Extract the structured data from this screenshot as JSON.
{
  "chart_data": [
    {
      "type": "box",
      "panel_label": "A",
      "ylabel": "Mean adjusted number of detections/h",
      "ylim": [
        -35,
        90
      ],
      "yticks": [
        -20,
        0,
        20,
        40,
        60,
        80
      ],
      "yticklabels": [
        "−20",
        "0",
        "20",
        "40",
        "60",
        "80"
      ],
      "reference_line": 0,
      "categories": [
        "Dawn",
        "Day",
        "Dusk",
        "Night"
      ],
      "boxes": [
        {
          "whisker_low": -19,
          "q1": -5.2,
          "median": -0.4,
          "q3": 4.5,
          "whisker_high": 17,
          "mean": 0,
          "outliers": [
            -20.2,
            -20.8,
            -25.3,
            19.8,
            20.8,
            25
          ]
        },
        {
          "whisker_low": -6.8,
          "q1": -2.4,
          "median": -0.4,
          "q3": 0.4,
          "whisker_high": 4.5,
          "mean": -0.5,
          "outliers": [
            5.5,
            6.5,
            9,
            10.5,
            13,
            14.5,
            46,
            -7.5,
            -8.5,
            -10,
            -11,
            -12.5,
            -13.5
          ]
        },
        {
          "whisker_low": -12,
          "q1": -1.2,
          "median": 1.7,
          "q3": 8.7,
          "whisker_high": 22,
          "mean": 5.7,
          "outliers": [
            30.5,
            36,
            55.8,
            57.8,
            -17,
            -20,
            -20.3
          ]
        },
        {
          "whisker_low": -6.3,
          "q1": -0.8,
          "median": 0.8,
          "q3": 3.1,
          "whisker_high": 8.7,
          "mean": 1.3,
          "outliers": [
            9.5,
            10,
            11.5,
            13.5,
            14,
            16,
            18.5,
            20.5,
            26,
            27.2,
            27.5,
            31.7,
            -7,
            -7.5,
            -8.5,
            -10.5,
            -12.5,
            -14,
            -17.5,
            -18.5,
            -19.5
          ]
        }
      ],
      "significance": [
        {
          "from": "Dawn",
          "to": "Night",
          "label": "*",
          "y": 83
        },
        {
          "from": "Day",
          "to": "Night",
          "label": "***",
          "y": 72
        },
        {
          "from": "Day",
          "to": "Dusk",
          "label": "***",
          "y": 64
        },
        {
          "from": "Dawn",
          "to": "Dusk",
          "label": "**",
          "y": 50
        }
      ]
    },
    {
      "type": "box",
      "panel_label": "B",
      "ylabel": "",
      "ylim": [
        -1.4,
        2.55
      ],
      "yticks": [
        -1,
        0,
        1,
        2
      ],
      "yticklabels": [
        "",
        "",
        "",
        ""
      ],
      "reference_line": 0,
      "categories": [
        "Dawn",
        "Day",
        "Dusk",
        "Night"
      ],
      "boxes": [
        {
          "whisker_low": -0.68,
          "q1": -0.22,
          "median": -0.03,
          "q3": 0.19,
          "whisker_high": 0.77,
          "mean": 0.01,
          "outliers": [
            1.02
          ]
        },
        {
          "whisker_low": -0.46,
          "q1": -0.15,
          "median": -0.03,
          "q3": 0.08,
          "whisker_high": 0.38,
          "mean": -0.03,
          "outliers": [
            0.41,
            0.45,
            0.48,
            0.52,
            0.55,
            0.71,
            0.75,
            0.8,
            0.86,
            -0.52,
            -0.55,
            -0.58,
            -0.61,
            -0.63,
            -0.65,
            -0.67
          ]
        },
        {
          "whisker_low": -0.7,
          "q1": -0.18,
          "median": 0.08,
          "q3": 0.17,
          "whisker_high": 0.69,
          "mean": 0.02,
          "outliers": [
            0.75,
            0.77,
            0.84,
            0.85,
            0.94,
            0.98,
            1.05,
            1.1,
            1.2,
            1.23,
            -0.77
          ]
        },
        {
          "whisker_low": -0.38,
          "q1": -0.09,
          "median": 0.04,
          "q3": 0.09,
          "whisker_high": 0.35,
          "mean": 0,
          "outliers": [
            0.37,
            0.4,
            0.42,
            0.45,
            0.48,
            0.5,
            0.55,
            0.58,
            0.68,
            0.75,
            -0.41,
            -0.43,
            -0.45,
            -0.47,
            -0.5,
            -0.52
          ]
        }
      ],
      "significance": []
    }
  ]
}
***
In full and verbatim, repeat the records given above.

Extract the structured data from this screenshot as JSON.
{
  "chart_data": [
    {
      "type": "box",
      "panel_label": "A",
      "ylabel": "Mean adjusted number of detections/h",
      "ylim": [
        -35,
        90
      ],
      "yticks": [
        -20,
        0,
        20,
        40,
        60,
        80
      ],
      "yticklabels": [
        "−20",
        "0",
        "20",
        "40",
        "60",
        "80"
      ],
      "reference_line": 0,
      "categories": [
        "Dawn",
        "Day",
        "Dusk",
        "Night"
      ],
      "boxes": [
        {
          "whisker_low": -19,
          "q1": -5.2,
          "median": -0.4,
          "q3": 4.5,
          "whisker_high": 17,
          "mean": 0,
          "outliers": [
            -20.2,
            -20.8,
            -25.3,
            19.8,
            20.8,
            25
          ]
        },
        {
          "whisker_low": -6.8,
          "q1": -2.4,
          "median": -0.4,
          "q3": 0.4,
          "whisker_high": 4.5,
          "mean": -0.5,
          "outliers": [
            5.5,
            6.5,
            9,
            10.5,
            13,
            14.5,
            46,
            -7.5,
            -8.5,
            -10,
            -11,
            -12.5,
            -13.5
          ]
        },
        {
          "whisker_low": -12,
          "q1": -1.2,
          "median": 1.7,
          "q3": 8.7,
          "whisker_high": 22,
          "mean": 5.7,
          "outliers": [
            30.5,
            36,
            55.8,
            57.8,
            -17,
            -20,
            -20.3
          ]
        },
        {
          "whisker_low": -6.3,
          "q1": -0.8,
          "median": 0.8,
          "q3": 3.1,
          "whisker_high": 8.7,
          "mean": 1.3,
          "outliers": [
            9.5,
            10,
            11.5,
            13.5,
            14,
            16,
            18.5,
            20.5,
            26,
            27.2,
            27.5,
            31.7,
            -7,
            -7.5,
            -8.5,
            -10.5,
            -12.5,
            -14,
            -17.5,
            -18.5,
            -19.5
          ]
        }
      ],
      "significance": [
        {
          "from": "Dawn",
          "to": "Night",
          "label": "*",
          "y": 83
        },
        {
          "from": "Day",
          "to": "Night",
          "label": "***",
          "y": 72
        },
        {
          "from": "Day",
          "to": "Dusk",
          "label": "***",
          "y": 64
        },
        {
          "from": "Dawn",
          "to": "Dusk",
          "label": "**",
          "y": 50
        }
      ]
    },
    {
      "type": "box",
      "panel_label": "B",
      "ylabel": "",
      "ylim": [
        -1.4,
        2.55
      ],
      "yticks": [
        -1,
        0,
        1,
        2
      ],
      "yticklabels": [
        "",
        "",
        "",
        ""
      ],
      "reference_line": 0,
      "categories": [
        "Dawn",
        "Day",
        "Dusk",
        "Night"
      ],
      "boxes": [
        {
          "whisker_low": -0.68,
          "q1": -0.22,
          "median": -0.03,
          "q3": 0.19,
          "whisker_high": 0.77,
          "mean": 0.01,
          "outliers": [
            1.02
          ]
        },
        {
          "whisker_low": -0.46,
          "q1": -0.15,
          "median": -0.03,
          "q3": 0.08,
          "whisker_high": 0.38,
          "mean": -0.03,
          "outliers": [
            0.41,
            0.45,
            0.48,
            0.52,
            0.55,
            0.71,
            0.75,
            0.8,
            0.86,
            -0.52,
            -0.55,
            -0.58,
            -0.61,
            -0.63,
            -0.65,
            -0.67
          ]
        },
        {
          "whisker_low": -0.7,
          "q1": -0.18,
          "median": 0.08,
          "q3": 0.17,
          "whisker_high": 0.69,
          "mean": 0.02,
          "outliers": [
            0.75,
            0.77,
            0.84,
            0.85,
            0.94,
            0.98,
            1.05,
            1.1,
            1.2,
            1.23,
            -0.77
          ]
        },
        {
          "whisker_low": -0.38,
          "q1": -0.09,
          "median": 0.04,
          "q3": 0.09,
          "whisker_high": 0.35,
          "mean": 0,
          "outliers": [
            0.37,
            0.4,
            0.42,
            0.45,
            0.48,
            0.5,
            0.55,
            0.58,
            0.68,
            0.75,
            -0.41,
            -0.43,
            -0.45,
            -0.47,
            -0.5,
            -0.52
          ]
        }
      ],
      "significance": []
    }
  ]
}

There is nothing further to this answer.